* _OBJECTIVE_: How many lines in the listing below include the word "Count"? Answer with the number and nothing else.

☆ ☆ ☆ ☆ ☆ ☆ ☆

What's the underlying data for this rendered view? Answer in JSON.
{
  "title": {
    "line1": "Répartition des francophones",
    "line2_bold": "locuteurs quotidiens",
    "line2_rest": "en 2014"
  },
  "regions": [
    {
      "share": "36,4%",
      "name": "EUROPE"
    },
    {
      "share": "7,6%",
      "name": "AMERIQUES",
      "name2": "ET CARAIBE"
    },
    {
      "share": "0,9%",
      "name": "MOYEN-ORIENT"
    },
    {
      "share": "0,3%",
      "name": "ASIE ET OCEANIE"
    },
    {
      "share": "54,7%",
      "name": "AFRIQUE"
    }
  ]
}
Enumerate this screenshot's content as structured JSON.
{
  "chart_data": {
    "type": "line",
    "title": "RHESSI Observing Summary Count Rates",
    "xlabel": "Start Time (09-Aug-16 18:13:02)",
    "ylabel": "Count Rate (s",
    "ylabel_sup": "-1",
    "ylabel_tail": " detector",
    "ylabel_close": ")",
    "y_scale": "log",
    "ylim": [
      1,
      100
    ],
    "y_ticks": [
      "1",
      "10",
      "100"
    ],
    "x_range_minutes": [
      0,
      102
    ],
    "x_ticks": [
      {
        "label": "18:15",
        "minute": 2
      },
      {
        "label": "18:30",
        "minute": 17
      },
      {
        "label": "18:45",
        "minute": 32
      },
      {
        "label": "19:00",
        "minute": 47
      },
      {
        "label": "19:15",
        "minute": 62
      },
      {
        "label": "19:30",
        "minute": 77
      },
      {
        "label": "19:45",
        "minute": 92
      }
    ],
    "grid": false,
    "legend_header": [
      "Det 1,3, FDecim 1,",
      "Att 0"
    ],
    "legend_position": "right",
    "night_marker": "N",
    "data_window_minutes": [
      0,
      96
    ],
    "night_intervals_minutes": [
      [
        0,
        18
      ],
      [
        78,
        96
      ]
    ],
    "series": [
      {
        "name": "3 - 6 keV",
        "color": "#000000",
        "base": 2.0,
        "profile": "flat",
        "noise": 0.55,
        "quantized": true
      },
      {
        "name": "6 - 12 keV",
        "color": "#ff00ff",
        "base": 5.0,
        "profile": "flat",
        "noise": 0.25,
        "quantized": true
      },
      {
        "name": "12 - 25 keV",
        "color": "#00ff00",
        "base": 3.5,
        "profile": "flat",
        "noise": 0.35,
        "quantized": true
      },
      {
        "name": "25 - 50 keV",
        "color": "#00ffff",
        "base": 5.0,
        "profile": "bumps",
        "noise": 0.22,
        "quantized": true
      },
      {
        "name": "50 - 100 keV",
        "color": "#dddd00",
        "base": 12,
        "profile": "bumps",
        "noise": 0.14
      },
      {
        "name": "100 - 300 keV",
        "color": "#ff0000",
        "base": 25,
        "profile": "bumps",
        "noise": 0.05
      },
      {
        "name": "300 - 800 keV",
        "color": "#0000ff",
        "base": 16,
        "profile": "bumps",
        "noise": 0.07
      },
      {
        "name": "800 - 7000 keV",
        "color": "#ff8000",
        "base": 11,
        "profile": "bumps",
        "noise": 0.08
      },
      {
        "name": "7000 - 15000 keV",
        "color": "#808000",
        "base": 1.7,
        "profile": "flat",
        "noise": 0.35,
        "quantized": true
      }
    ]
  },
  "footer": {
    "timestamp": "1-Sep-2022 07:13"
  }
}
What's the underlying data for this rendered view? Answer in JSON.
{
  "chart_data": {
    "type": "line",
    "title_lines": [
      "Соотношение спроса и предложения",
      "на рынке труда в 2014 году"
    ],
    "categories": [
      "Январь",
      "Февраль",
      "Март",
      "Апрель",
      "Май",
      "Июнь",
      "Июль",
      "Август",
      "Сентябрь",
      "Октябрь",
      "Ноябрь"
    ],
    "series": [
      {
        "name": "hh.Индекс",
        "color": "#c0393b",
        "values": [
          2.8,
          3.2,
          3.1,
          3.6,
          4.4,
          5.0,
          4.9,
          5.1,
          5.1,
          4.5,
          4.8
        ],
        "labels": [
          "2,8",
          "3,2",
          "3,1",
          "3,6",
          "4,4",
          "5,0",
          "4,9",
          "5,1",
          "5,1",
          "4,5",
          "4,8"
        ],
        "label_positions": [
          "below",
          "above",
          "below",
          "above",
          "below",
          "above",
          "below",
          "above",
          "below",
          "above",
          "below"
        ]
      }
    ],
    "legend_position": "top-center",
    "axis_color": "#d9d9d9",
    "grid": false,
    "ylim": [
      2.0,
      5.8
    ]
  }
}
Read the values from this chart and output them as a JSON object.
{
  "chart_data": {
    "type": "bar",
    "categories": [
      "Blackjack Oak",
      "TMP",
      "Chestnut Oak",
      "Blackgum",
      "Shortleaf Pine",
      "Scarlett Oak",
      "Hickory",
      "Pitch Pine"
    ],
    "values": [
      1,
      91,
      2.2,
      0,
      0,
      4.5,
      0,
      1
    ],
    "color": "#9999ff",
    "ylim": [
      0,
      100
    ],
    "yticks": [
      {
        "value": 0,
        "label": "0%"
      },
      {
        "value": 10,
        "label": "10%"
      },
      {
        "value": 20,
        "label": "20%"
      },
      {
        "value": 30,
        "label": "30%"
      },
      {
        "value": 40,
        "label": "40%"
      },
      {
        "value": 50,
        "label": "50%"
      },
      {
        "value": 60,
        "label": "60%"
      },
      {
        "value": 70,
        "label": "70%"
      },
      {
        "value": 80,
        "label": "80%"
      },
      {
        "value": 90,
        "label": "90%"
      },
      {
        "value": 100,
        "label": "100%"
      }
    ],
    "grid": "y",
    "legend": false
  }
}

☆ ☆ ☆ ☆ ☆ ☆ ☆

* _CORRECT ANSWER_: 2